_GIVEN PROBLEM:_ Without including any pictures, write out all the entries exactly.
# DATA IN THIS EXERCISE start
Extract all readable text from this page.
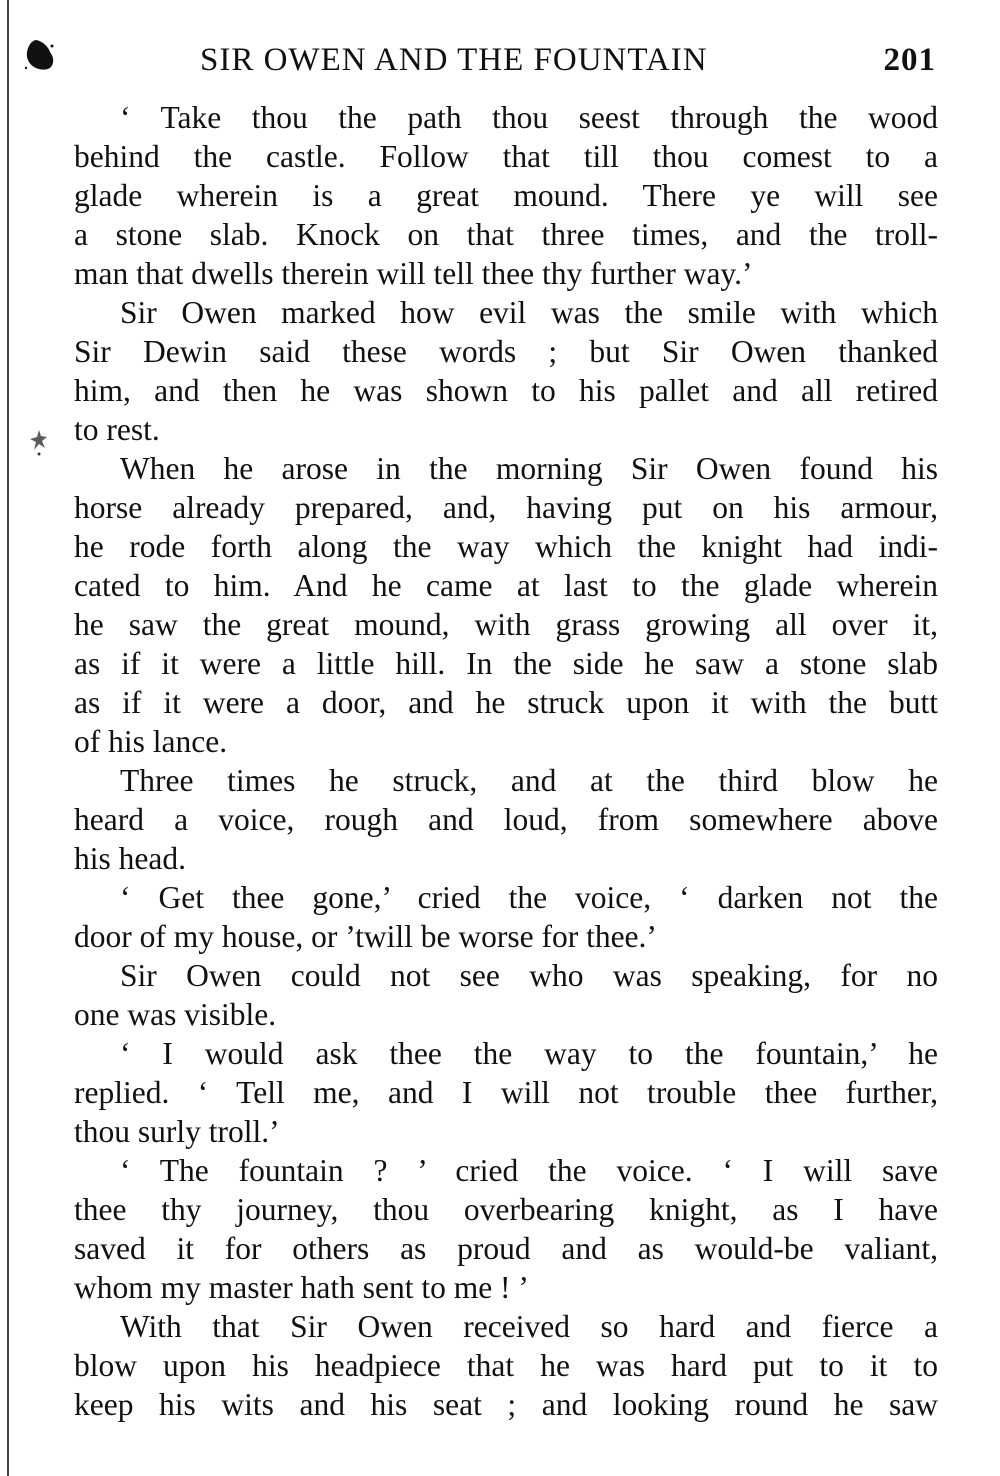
SIR OWEN AND THE FOUNTAIN	201
‘ Take thou the path thou seest through the wood
behind the castle. Follow that till thou comest to a
glade wherein is a great mound. There ye will see
a stone slab. Knock on that three times, and the troll-
man that dwells therein will tell thee thy further way.’
Sir Owen marked how evil was the smile with which
Sir Dewin said these words ; but Sir Owen thanked
him, and then he was shown to his pallet and all retired
to rest.
When he arose in the morning Sir Owen found his
horse already prepared, and, having put on his armour,
he rode forth along the way which the knight had indi-
cated to him. And he came at last to the glade wherein
he saw the great mound, with grass growing all over it,
as if it were a little hill. In the side he saw a stone slab
as if it were a door, and he struck upon it with the butt
of his lance.
Three times he struck, and at the third blow he
heard a voice, rough and loud, from somewhere above
his head.
‘ Get thee gone,’ cried the voice, ‘ darken not the
door of my house, or ’twill be worse for thee.’
Sir Owen could not see who was speaking, for no
one was visible.
‘ I would ask thee the way to the fountain,’ he
replied. ‘ Tell me, and I will not trouble thee further,
thou surly troll.’
‘ The fountain ? ’ cried the voice. ‘ I will save
thee thy journey, thou overbearing knight, as I have
saved it for others as proud and as would-be valiant,
whom my master hath sent to me ! ’
With that Sir Owen received so hard and fierce a
blow upon his headpiece that he was hard put to it to
keep his wits and his seat ; and looking round he saw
# DATA IN THIS EXERCISE end
_EXERCISE ANSWER:_
Extract all readable text from this page.
SIR OWEN AND THE FOUNTAIN	201
‘ Take thou the path thou seest through the wood
behind the castle. Follow that till thou comest to a
glade wherein is a great mound. There ye will see
a stone slab. Knock on that three times, and the troll-
man that dwells therein will tell thee thy further way.’
Sir Owen marked how evil was the smile with which
Sir Dewin said these words ; but Sir Owen thanked
him, and then he was shown to his pallet and all retired
to rest.
When he arose in the morning Sir Owen found his
horse already prepared, and, having put on his armour,
he rode forth along the way which the knight had indi-
cated to him. And he came at last to the glade wherein
he saw the great mound, with grass growing all over it,
as if it were a little hill. In the side he saw a stone slab
as if it were a door, and he struck upon it with the butt
of his lance.
Three times he struck, and at the third blow he
heard a voice, rough and loud, from somewhere above
his head.
‘ Get thee gone,’ cried the voice, ‘ darken not the
door of my house, or ’twill be worse for thee.’
Sir Owen could not see who was speaking, for no
one was visible.
‘ I would ask thee the way to the fountain,’ he
replied. ‘ Tell me, and I will not trouble thee further,
thou surly troll.’
‘ The fountain ? ’ cried the voice. ‘ I will save
thee thy journey, thou overbearing knight, as I have
saved it for others as proud and as would-be valiant,
whom my master hath sent to me ! ’
With that Sir Owen received so hard and fierce a
blow upon his headpiece that he was hard put to it to
keep his wits and his seat ; and looking round he saw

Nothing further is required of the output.